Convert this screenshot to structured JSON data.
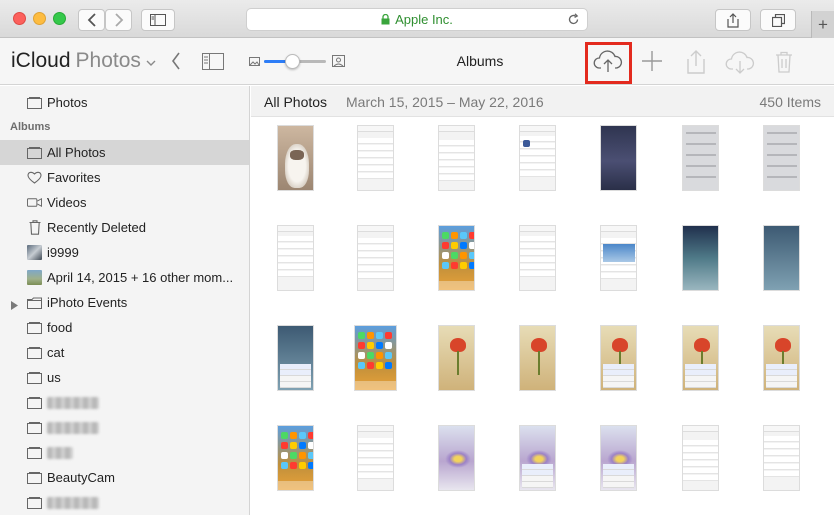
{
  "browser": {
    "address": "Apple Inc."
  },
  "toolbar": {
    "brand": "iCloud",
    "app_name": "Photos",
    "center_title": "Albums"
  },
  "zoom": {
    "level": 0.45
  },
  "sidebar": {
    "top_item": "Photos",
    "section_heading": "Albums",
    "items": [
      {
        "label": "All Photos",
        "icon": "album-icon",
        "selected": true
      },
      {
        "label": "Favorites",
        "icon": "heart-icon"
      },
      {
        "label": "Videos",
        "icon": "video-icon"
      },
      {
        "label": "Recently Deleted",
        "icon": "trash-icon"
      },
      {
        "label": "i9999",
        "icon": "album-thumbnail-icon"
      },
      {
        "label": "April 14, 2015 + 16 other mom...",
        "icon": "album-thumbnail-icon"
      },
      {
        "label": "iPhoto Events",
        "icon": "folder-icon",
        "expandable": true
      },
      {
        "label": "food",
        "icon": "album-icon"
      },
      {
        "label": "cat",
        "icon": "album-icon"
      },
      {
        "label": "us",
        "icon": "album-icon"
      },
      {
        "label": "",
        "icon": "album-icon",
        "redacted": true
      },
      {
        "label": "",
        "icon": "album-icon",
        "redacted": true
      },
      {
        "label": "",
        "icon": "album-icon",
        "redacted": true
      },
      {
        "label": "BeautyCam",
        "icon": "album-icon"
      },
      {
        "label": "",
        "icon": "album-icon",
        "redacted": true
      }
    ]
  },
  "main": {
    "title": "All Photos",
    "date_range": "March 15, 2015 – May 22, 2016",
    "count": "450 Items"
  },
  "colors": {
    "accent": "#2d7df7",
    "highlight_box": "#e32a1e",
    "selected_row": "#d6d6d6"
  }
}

________________________________________

**Task details:** Do not include images; quote all of the entries above exactly.

**Response for this exercise:**
Convert this screenshot to structured JSON data.
{
  "browser": {
    "address": "Apple Inc."
  },
  "toolbar": {
    "brand": "iCloud",
    "app_name": "Photos",
    "center_title": "Albums"
  },
  "zoom": {
    "level": 0.45
  },
  "sidebar": {
    "top_item": "Photos",
    "section_heading": "Albums",
    "items": [
      {
        "label": "All Photos",
        "icon": "album-icon",
        "selected": true
      },
      {
        "label": "Favorites",
        "icon": "heart-icon"
      },
      {
        "label": "Videos",
        "icon": "video-icon"
      },
      {
        "label": "Recently Deleted",
        "icon": "trash-icon"
      },
      {
        "label": "i9999",
        "icon": "album-thumbnail-icon"
      },
      {
        "label": "April 14, 2015 + 16 other mom...",
        "icon": "album-thumbnail-icon"
      },
      {
        "label": "iPhoto Events",
        "icon": "folder-icon",
        "expandable": true
      },
      {
        "label": "food",
        "icon": "album-icon"
      },
      {
        "label": "cat",
        "icon": "album-icon"
      },
      {
        "label": "us",
        "icon": "album-icon"
      },
      {
        "label": "",
        "icon": "album-icon",
        "redacted": true
      },
      {
        "label": "",
        "icon": "album-icon",
        "redacted": true
      },
      {
        "label": "",
        "icon": "album-icon",
        "redacted": true
      },
      {
        "label": "BeautyCam",
        "icon": "album-icon"
      },
      {
        "label": "",
        "icon": "album-icon",
        "redacted": true
      }
    ]
  },
  "main": {
    "title": "All Photos",
    "date_range": "March 15, 2015 – May 22, 2016",
    "count": "450 Items"
  },
  "colors": {
    "accent": "#2d7df7",
    "highlight_box": "#e32a1e",
    "selected_row": "#d6d6d6"
  }
}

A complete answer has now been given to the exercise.